Le coût de la production du charbon doit être comparé au bénéfice obtenu en
brûlant le charbon pour faire fonctionner les machines. La fonction de la
machine à vapeur, selon Leibniz, est de permettre à un opérateur utilisant
cette machine, de parvenir à une production de travail égale à celle « d’une
centaine d’autres » opérateurs ne disposant pas d’une telle machine. L’économie
de travail (travail épargné) représentée doit être comparée au prix de la
machine et à celui de la consommation de charbon. Le prix de la consommation de
charbon inclut celui de son extraction minière et son transport de, ainsi que
les coûts de la combustion requise pour le transformer en une source d’énergie
pour la machine.
Dans notre description
initiale de la fonction mathématique requise, donnée quelques paragraphes plus
haut, nous avons défini la fonction dans les termes de référence appropriés à
la comparaison de machines entre elles. Nous devons maintenant redéfinir cette
fonction. Posons d’abord A, l’économie de travail obtenue par les améliorations
des pouvoirs producteurs du travail apportées par les machines à combustion, et
posons ensuite B, les coûts additionnels encourus par la société pour la
production, la maintenance et l’entraînement de ces machines ; c’est la valeur
de (A - B = C) ramenée par tête, C désignant la marge nette du gain de la
société, qui doit être considérée dans la définition des termes portés sur
l’axe des ordonnées. Ce gain C définit un nouveau niveau de production (et de
consommation) par tête de la société, impliquant un élargissement du panier de
biens estimé par tête. A quels niveaux d’augmentation d’intensité
capitalistique et de densité du flux énergétique cette fonction indique-t-elle
des retours sur investissements « en diminution » ?
« On obtient la
valeur approximative de l’intensité capitalistique en établissant le rapport
entre travail total consommé (par opérateur de machine), en tant que capital,
et travail moyen de l’opérateur sur la machine. Les coûts en capital à retenir
pour établir ce rapport comprennent le travail requis pour produire et
maintenir la machine, pour lui fournir son énergie, mais pas les postes
constituants des « frais généraux » comme l’administration, les divers types de
services non-scientifiques, les coûts de vente, les charges financières, etc. »
Il faut reconnaître
à JC-LaRouche une certaine honnêteté puisque par exemple ci-dessus – et à d’autres
reprises – il admet faire des approximations. C’est bien tout le problème de ce
genre d’approche, qui pourtant se prétend scientifique.
A titre de
comparaison, rappelons que l’EAE repose sur une approche entièrement construite
sur la déduction logique, à partir d’un noyau très limité d’axiomes
incontestables. De ce fait, tout ce que l’EAE peut tirer comme lois de l’exposition
des phénomènes de choix et d’interrelation sociale est strictement exact. Il n’y
a pas la moindre approximation. Par contre, l’EAE repose sur de nombreuses
inconnues et qui le restent, à commencer par les préférences individuelles, ce
qui lui rend impossible toute prédiction autre que très générale.
---*---
### Objectif visé
D'après l'extrait, selon Leibniz, à la production de combien d'opérateurs dépourvus de machine un opérateur utilisant la machine à vapeur peut-il parvenir ?

### Entrées fournies
---*---
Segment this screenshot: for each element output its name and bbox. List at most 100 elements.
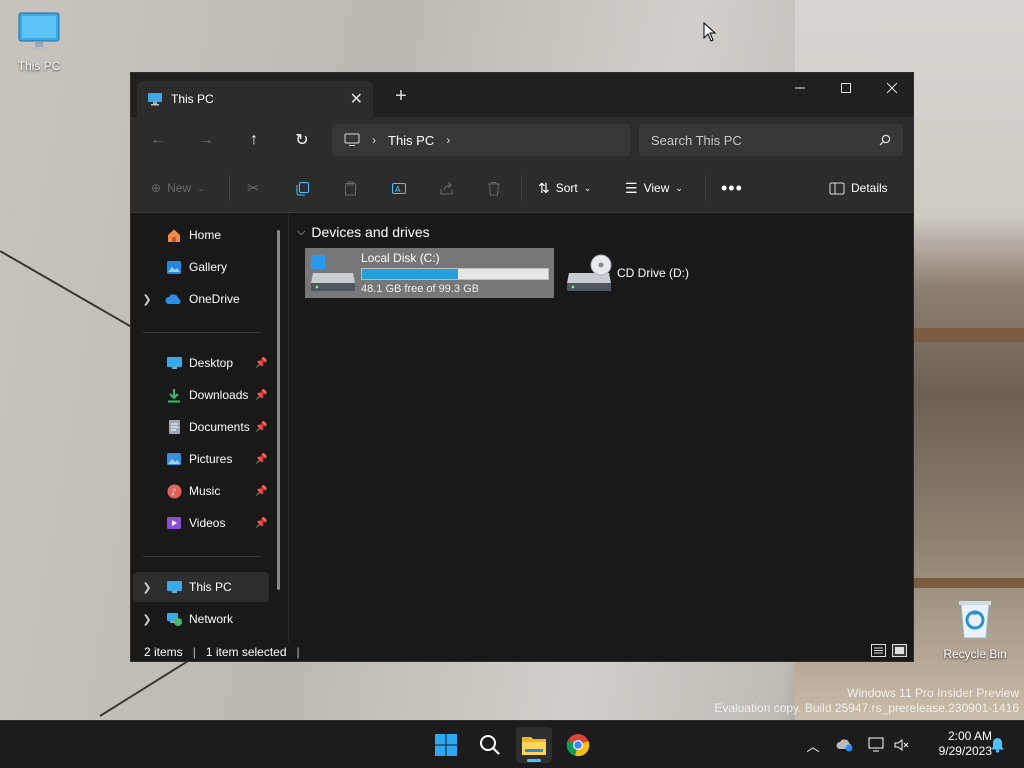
clock-date: 9/29/2023 (938, 744, 992, 758)
home-icon (163, 228, 185, 243)
network-monitor-icon (868, 737, 884, 752)
sort-button[interactable]: ⇅ Sort ⌄ (538, 175, 591, 201)
chevron-down-icon: ⌄ (197, 182, 205, 193)
volume-tray-button[interactable] (892, 721, 912, 768)
up-button[interactable]: ↑ (239, 127, 269, 153)
sidebar-item-home[interactable]: Home (133, 220, 269, 250)
minimize-button[interactable] (777, 73, 823, 103)
notifications-button[interactable] (986, 721, 1008, 768)
mouse-cursor-icon (703, 22, 717, 42)
network-tray-button[interactable] (866, 721, 888, 768)
taskbar-chrome[interactable] (560, 727, 596, 763)
pin-icon[interactable]: 📌 (255, 486, 269, 497)
sidebar-item-downloads[interactable]: Downloads 📌 (133, 380, 269, 410)
more-options-button[interactable]: ••• (721, 175, 743, 201)
pin-icon[interactable]: 📌 (255, 518, 269, 529)
copy-icon (296, 181, 309, 195)
sidebar-item-videos[interactable]: Videos 📌 (133, 508, 269, 538)
monitor-icon (344, 133, 360, 146)
group-title: Devices and drives (311, 224, 430, 240)
sidebar-item-label: Documents (189, 420, 250, 434)
show-hidden-icons-button[interactable]: ︿ (802, 721, 824, 768)
active-indicator (527, 759, 541, 762)
sidebar-item-documents[interactable]: Documents 📌 (133, 412, 269, 442)
sidebar-item-onedrive[interactable]: ❯ OneDrive (133, 284, 269, 314)
sidebar-item-label: Desktop (189, 356, 234, 370)
plus-circle-icon: ⊕ (151, 181, 162, 195)
group-header-devices[interactable]: ⌵ Devices and drives (297, 224, 430, 240)
desktop-icon-label: This PC (17, 59, 61, 73)
chevron-right-icon[interactable]: ❯ (133, 581, 161, 594)
pin-icon[interactable]: 📌 (255, 422, 269, 433)
new-button[interactable]: ⊕ New ⌄ (151, 175, 205, 201)
rename-button[interactable]: A (391, 175, 407, 201)
pin-icon[interactable]: 📌 (255, 358, 269, 369)
search-input[interactable] (651, 132, 851, 148)
arrow-up-icon: ↑ (250, 131, 258, 148)
address-bar[interactable]: › This PC › (332, 124, 630, 156)
cut-button[interactable]: ✂ (247, 175, 260, 201)
desktop-icon-this-pc[interactable]: This PC (4, 12, 74, 73)
sidebar-item-desktop[interactable]: Desktop 📌 (133, 348, 269, 378)
chevron-right-icon[interactable]: ❯ (133, 613, 161, 626)
rename-icon: A (392, 182, 406, 194)
tiles-view-icon[interactable] (892, 644, 907, 660)
status-bar: 2 items | 1 item selected | (131, 642, 913, 662)
taskbar-file-explorer[interactable] (516, 727, 552, 763)
sidebar-item-label: Music (189, 484, 221, 498)
forward-button[interactable]: → (191, 127, 221, 153)
navigation-bar: ← → ↑ ↻ › This PC › (131, 117, 913, 163)
sidebar-item-gallery[interactable]: Gallery (133, 252, 269, 282)
search-button[interactable] (472, 727, 508, 763)
new-tab-button[interactable]: + (389, 85, 413, 109)
tab-this-pc[interactable]: This PC ✕ (137, 81, 373, 117)
toolbar-divider (705, 175, 706, 201)
sidebar-item-pictures[interactable]: Pictures 📌 (133, 444, 269, 474)
tab-title: This PC (171, 92, 214, 106)
share-button[interactable] (439, 175, 454, 201)
pin-icon[interactable]: 📌 (255, 390, 269, 401)
maximize-button[interactable] (823, 73, 869, 103)
paste-button[interactable] (343, 175, 358, 201)
hard-drive-icon (311, 255, 355, 291)
details-button[interactable]: Details (829, 175, 888, 201)
sidebar-item-this-pc[interactable]: ❯ This PC (133, 572, 269, 602)
close-window-button[interactable] (869, 73, 915, 103)
sidebar-scrollbar[interactable] (277, 230, 280, 590)
chevron-down-icon: ⌄ (675, 182, 683, 193)
taskbar-clock[interactable]: 2:00 AM 9/29/2023 (916, 729, 992, 759)
sidebar-item-label: Downloads (189, 388, 249, 402)
chevron-right-icon[interactable]: › (446, 133, 450, 147)
back-button[interactable]: ← (143, 127, 173, 153)
layout-toggle (871, 642, 907, 662)
volume-muted-icon (894, 739, 909, 751)
share-icon (440, 181, 453, 194)
sidebar-item-music[interactable]: ♪ Music 📌 (133, 476, 269, 506)
breadcrumb-this-pc[interactable]: This PC (388, 133, 434, 148)
watermark-build: Evaluation copy. Build 25947.rs_prerelea… (714, 701, 1019, 715)
svg-text:♪: ♪ (171, 488, 177, 498)
ellipsis-icon: ••• (721, 177, 743, 198)
delete-button[interactable] (487, 175, 501, 201)
chevron-right-icon[interactable]: ❯ (133, 293, 161, 306)
details-view-icon[interactable] (871, 644, 886, 660)
refresh-button[interactable]: ↻ (287, 127, 317, 153)
chevron-right-icon: › (372, 133, 376, 147)
desktop-icon-recycle-bin[interactable]: Recycle Bin (940, 598, 1010, 661)
search-box[interactable] (639, 124, 903, 156)
close-tab-icon[interactable]: ✕ (350, 89, 363, 109)
onedrive-tray-button[interactable] (834, 721, 856, 768)
file-explorer-window: This PC ✕ + ← → ↑ ↻ › This PC › Search T… (130, 72, 914, 662)
drive-usage-fill (362, 269, 458, 279)
sidebar-item-network[interactable]: ❯ Network (133, 604, 269, 634)
navigation-pane: Home Gallery ❯ OneDrive Desktop 📌 Downlo… (131, 214, 288, 642)
chevron-down-icon: ⌄ (583, 182, 592, 193)
document-icon (163, 419, 185, 435)
drive-cd-drive-d[interactable]: CD Drive (D:) (563, 248, 713, 298)
drive-local-disk-c[interactable]: Local Disk (C:) 48.1 GB free of 99.3 GB (305, 248, 554, 298)
start-button[interactable] (428, 727, 464, 763)
view-button[interactable]: ☰ View ⌄ (625, 175, 683, 201)
pin-icon[interactable]: 📌 (255, 454, 269, 465)
search-icon (879, 134, 891, 146)
copy-button[interactable] (295, 175, 310, 201)
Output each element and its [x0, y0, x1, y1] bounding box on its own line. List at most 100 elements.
---*---
### Réponse attendue
Il peut parvenir à une production de travail égale à celle d'une centaine d'autres opérateurs.